[Dataset items]
┌──
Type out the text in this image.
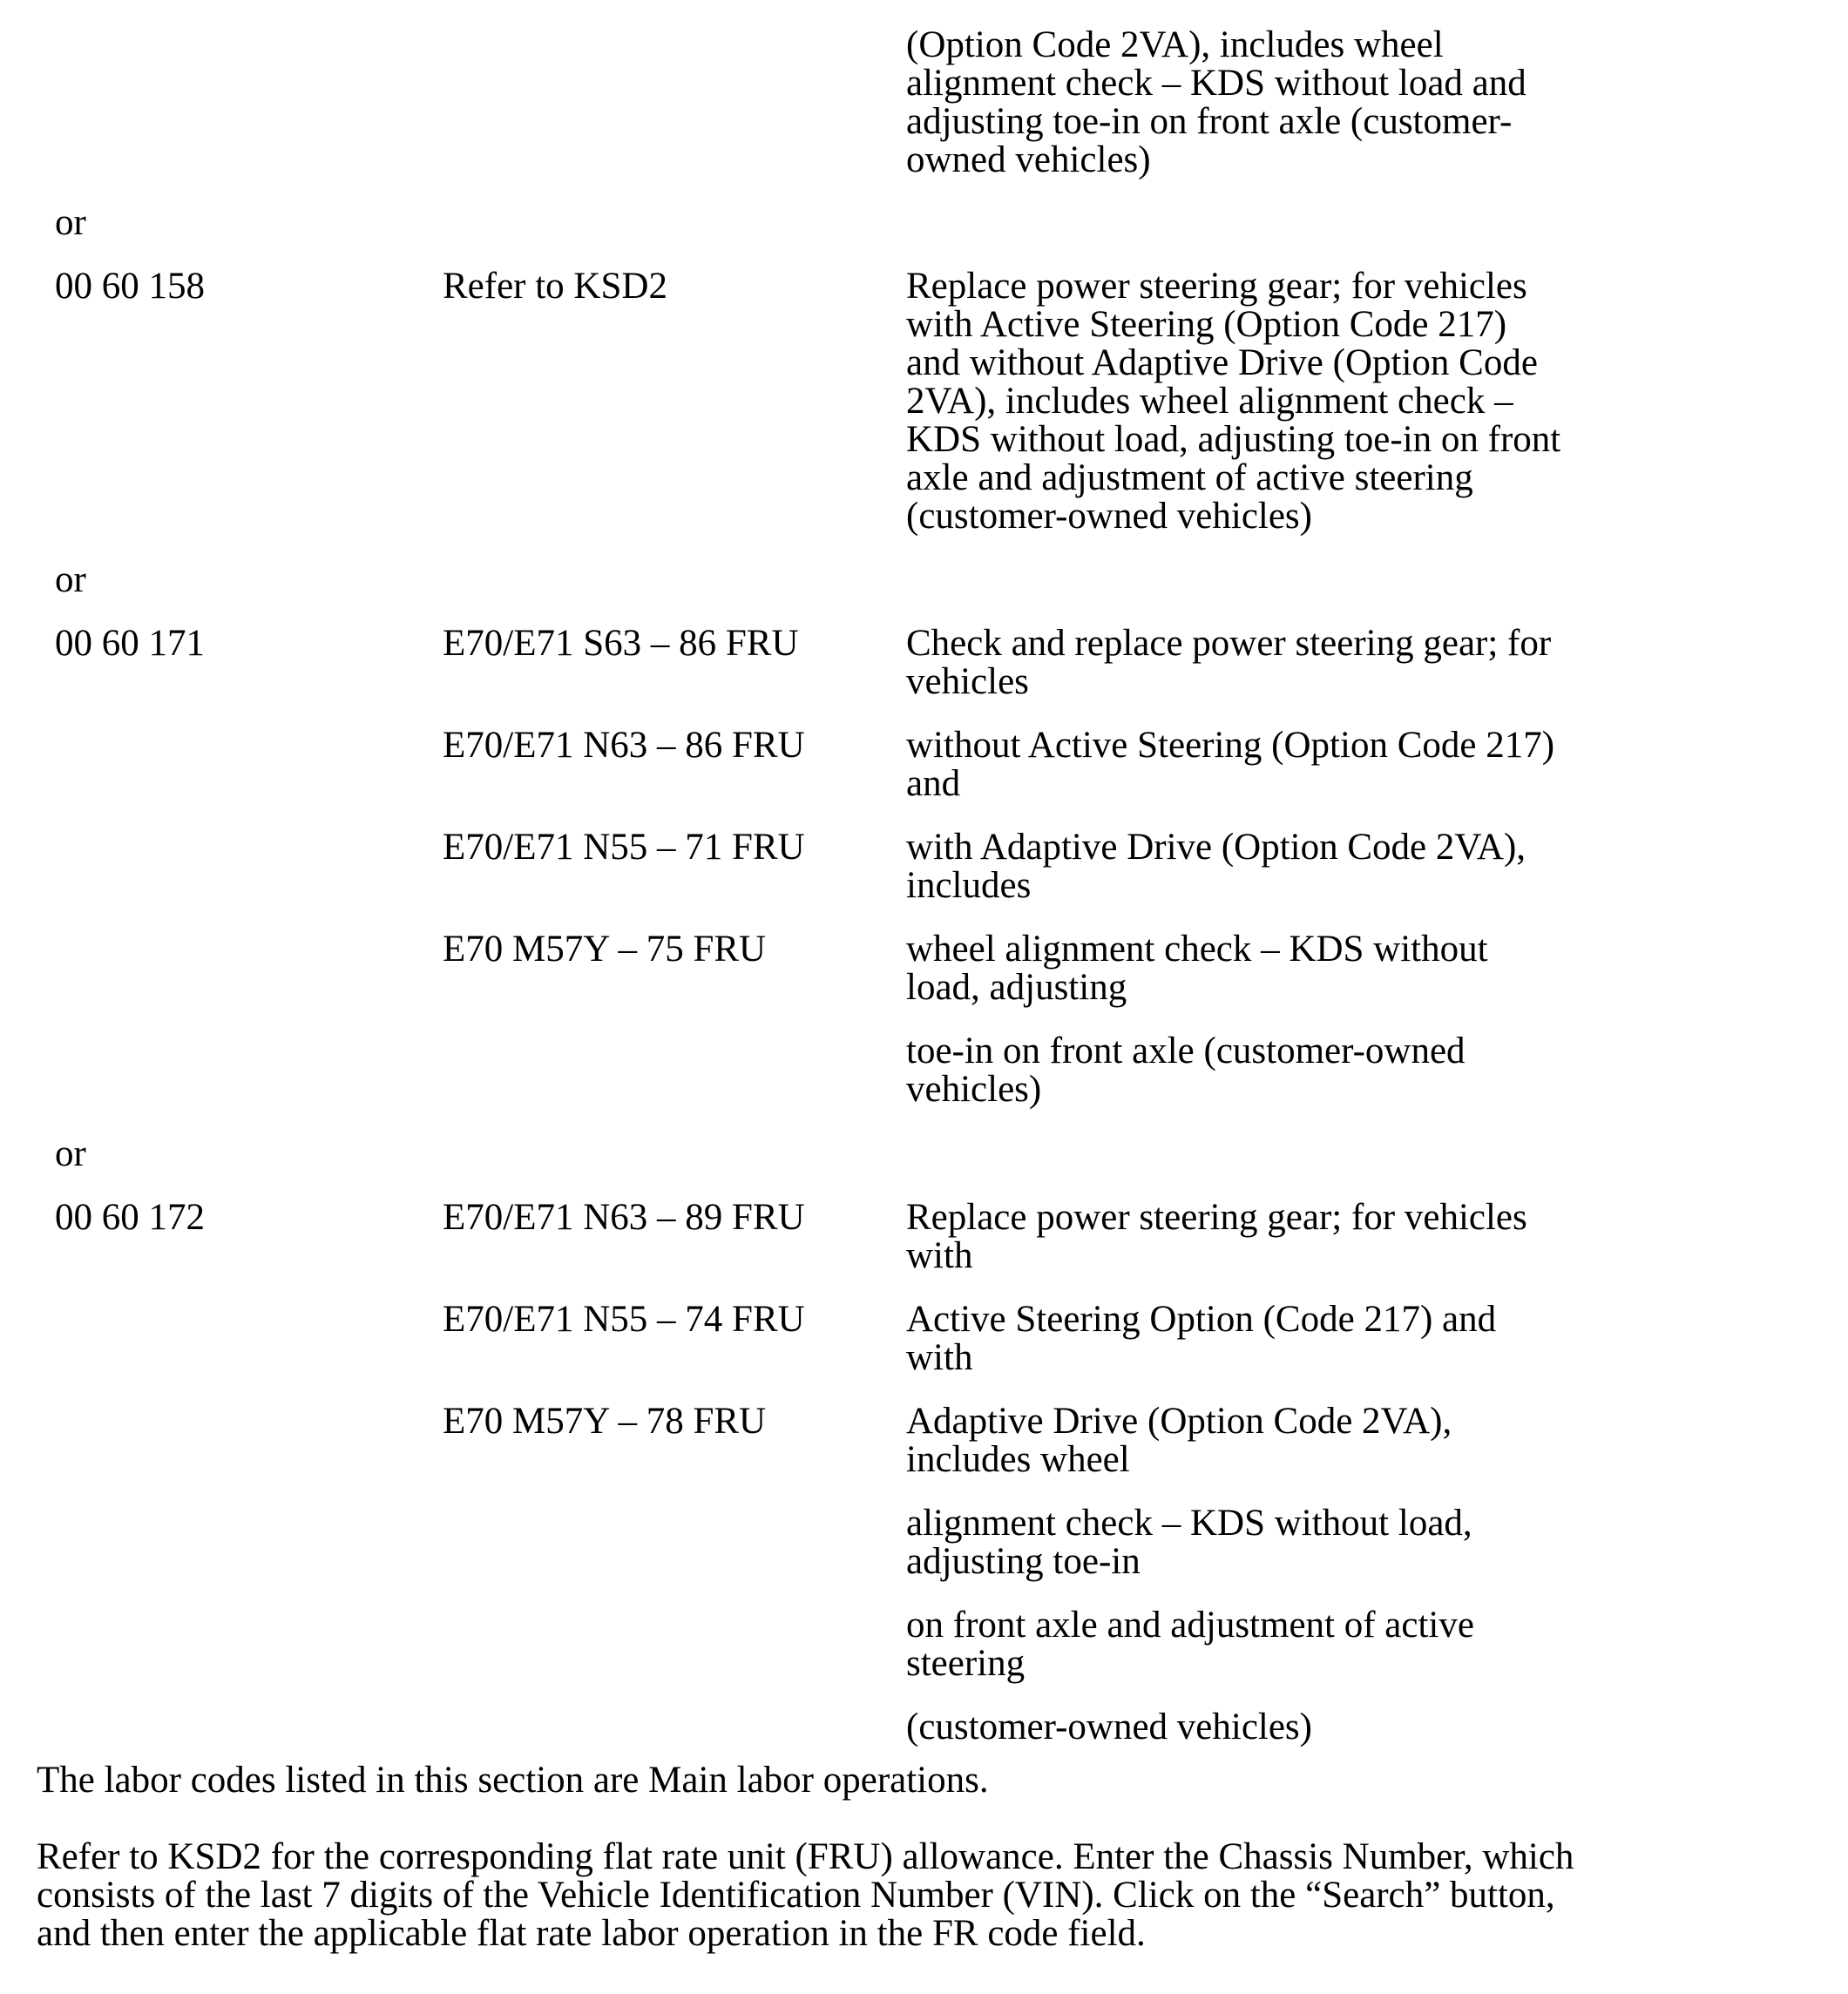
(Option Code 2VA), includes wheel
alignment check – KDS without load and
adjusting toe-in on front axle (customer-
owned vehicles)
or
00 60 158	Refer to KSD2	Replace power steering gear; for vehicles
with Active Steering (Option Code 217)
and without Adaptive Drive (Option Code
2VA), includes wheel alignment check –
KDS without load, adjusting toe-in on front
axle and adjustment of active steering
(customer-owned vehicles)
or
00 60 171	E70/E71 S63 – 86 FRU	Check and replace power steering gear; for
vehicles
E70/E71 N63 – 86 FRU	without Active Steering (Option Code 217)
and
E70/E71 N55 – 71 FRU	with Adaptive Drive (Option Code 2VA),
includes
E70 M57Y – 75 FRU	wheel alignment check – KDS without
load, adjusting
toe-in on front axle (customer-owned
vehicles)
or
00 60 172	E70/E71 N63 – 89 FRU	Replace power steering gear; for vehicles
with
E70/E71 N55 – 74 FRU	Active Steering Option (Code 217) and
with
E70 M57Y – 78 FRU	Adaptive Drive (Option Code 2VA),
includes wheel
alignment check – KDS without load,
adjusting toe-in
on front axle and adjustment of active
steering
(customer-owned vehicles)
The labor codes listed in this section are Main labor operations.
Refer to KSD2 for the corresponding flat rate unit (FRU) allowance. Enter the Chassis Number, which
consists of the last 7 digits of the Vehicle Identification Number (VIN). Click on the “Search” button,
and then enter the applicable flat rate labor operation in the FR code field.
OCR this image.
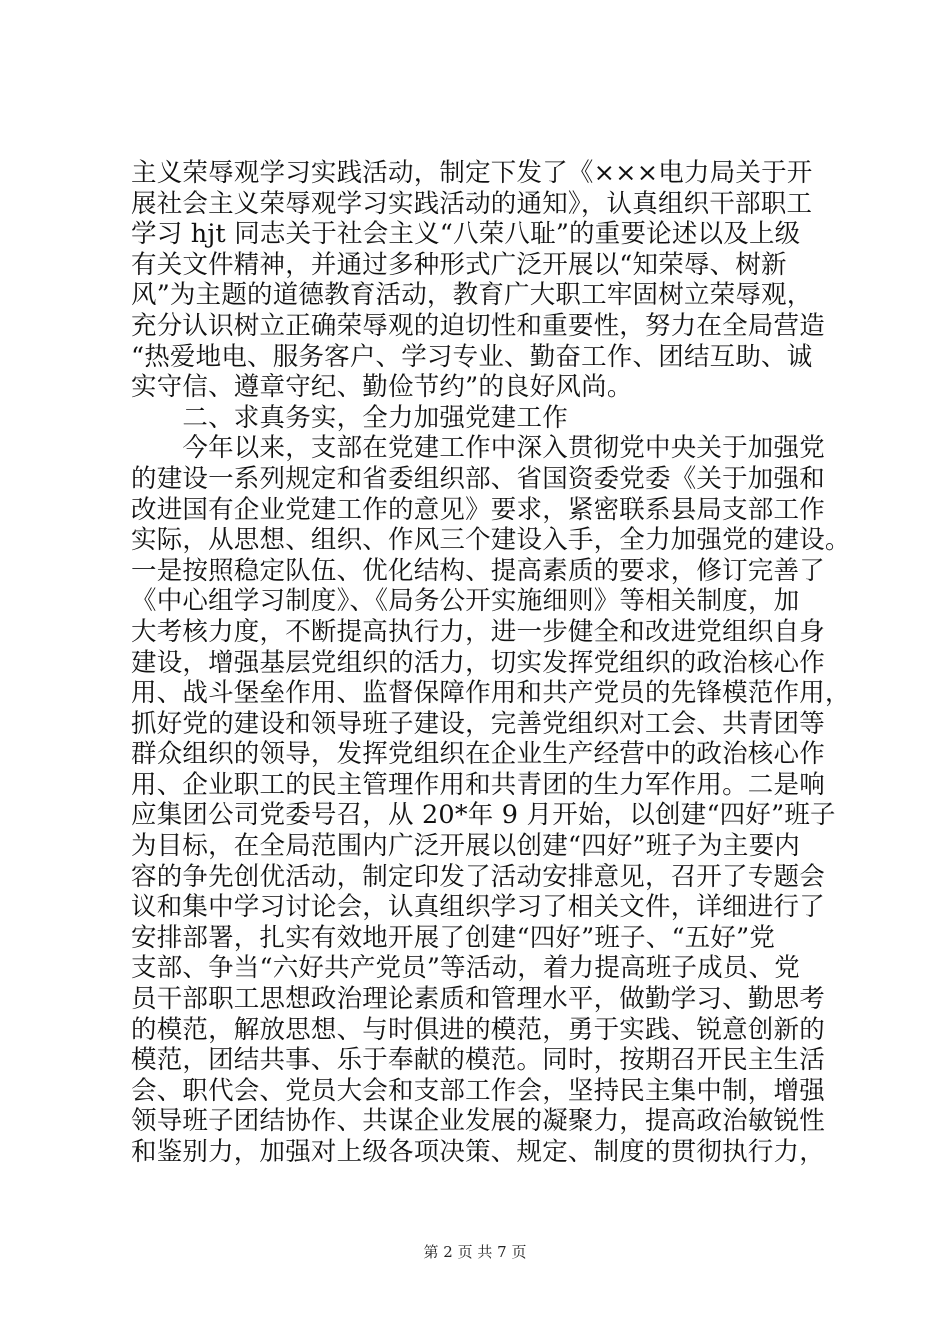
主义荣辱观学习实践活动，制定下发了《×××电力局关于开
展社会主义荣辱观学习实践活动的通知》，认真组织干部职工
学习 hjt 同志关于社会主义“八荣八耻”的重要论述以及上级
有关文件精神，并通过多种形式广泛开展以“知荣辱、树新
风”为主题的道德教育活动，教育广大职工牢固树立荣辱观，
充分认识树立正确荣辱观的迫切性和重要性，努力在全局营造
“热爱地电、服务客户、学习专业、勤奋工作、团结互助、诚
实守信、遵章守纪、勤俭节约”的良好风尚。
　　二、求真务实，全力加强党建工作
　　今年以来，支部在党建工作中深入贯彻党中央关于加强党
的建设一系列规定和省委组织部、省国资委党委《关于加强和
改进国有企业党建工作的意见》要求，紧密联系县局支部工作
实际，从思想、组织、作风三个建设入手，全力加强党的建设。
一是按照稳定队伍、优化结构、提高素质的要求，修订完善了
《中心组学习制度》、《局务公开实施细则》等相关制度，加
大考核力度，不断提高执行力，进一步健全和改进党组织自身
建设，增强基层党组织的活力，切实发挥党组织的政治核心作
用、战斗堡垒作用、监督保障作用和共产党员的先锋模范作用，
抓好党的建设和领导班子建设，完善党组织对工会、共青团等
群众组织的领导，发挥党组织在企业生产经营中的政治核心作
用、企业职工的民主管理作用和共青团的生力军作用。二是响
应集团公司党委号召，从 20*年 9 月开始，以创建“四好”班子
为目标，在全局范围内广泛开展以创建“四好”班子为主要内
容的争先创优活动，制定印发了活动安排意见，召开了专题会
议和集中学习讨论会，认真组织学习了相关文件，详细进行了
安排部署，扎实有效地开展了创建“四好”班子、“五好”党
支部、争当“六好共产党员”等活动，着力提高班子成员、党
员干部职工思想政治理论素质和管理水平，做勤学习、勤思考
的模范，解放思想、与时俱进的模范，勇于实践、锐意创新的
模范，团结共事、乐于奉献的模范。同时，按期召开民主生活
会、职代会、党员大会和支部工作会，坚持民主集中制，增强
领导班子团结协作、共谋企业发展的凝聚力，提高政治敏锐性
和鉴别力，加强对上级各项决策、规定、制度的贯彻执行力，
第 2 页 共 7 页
└──
_SHORT TASK_.
Reproduce all the records verbatim, excluding images.

_EXERCISE RESPONSE_.
Type out the text in this image.
(Option Code 2VA), includes wheel
alignment check – KDS without load and
adjusting toe-in on front axle (customer-
owned vehicles)
or
00 60 158	Refer to KSD2	Replace power steering gear; for vehicles
with Active Steering (Option Code 217)
and without Adaptive Drive (Option Code
2VA), includes wheel alignment check –
KDS without load, adjusting toe-in on front
axle and adjustment of active steering
(customer-owned vehicles)
or
00 60 171	E70/E71 S63 – 86 FRU	Check and replace power steering gear; for
vehicles
E70/E71 N63 – 86 FRU	without Active Steering (Option Code 217)
and
E70/E71 N55 – 71 FRU	with Adaptive Drive (Option Code 2VA),
includes
E70 M57Y – 75 FRU	wheel alignment check – KDS without
load, adjusting
toe-in on front axle (customer-owned
vehicles)
or
00 60 172	E70/E71 N63 – 89 FRU	Replace power steering gear; for vehicles
with
E70/E71 N55 – 74 FRU	Active Steering Option (Code 217) and
with
E70 M57Y – 78 FRU	Adaptive Drive (Option Code 2VA),
includes wheel
alignment check – KDS without load,
adjusting toe-in
on front axle and adjustment of active
steering
(customer-owned vehicles)
The labor codes listed in this section are Main labor operations.
Refer to KSD2 for the corresponding flat rate unit (FRU) allowance. Enter the Chassis Number, which
consists of the last 7 digits of the Vehicle Identification Number (VIN). Click on the “Search” button,
and then enter the applicable flat rate labor operation in the FR code field.
OCR this image.
主义荣辱观学习实践活动，制定下发了《×××电力局关于开
展社会主义荣辱观学习实践活动的通知》，认真组织干部职工
学习 hjt 同志关于社会主义“八荣八耻”的重要论述以及上级
有关文件精神，并通过多种形式广泛开展以“知荣辱、树新
风”为主题的道德教育活动，教育广大职工牢固树立荣辱观，
充分认识树立正确荣辱观的迫切性和重要性，努力在全局营造
“热爱地电、服务客户、学习专业、勤奋工作、团结互助、诚
实守信、遵章守纪、勤俭节约”的良好风尚。
　　二、求真务实，全力加强党建工作
　　今年以来，支部在党建工作中深入贯彻党中央关于加强党
的建设一系列规定和省委组织部、省国资委党委《关于加强和
改进国有企业党建工作的意见》要求，紧密联系县局支部工作
实际，从思想、组织、作风三个建设入手，全力加强党的建设。
一是按照稳定队伍、优化结构、提高素质的要求，修订完善了
《中心组学习制度》、《局务公开实施细则》等相关制度，加
大考核力度，不断提高执行力，进一步健全和改进党组织自身
建设，增强基层党组织的活力，切实发挥党组织的政治核心作
用、战斗堡垒作用、监督保障作用和共产党员的先锋模范作用，
抓好党的建设和领导班子建设，完善党组织对工会、共青团等
群众组织的领导，发挥党组织在企业生产经营中的政治核心作
用、企业职工的民主管理作用和共青团的生力军作用。二是响
应集团公司党委号召，从 20*年 9 月开始，以创建“四好”班子
为目标，在全局范围内广泛开展以创建“四好”班子为主要内
容的争先创优活动，制定印发了活动安排意见，召开了专题会
议和集中学习讨论会，认真组织学习了相关文件，详细进行了
安排部署，扎实有效地开展了创建“四好”班子、“五好”党
支部、争当“六好共产党员”等活动，着力提高班子成员、党
员干部职工思想政治理论素质和管理水平，做勤学习、勤思考
的模范，解放思想、与时俱进的模范，勇于实践、锐意创新的
模范，团结共事、乐于奉献的模范。同时，按期召开民主生活
会、职代会、党员大会和支部工作会，坚持民主集中制，增强
领导班子团结协作、共谋企业发展的凝聚力，提高政治敏锐性
和鉴别力，加强对上级各项决策、规定、制度的贯彻执行力，
第 2 页 共 7 页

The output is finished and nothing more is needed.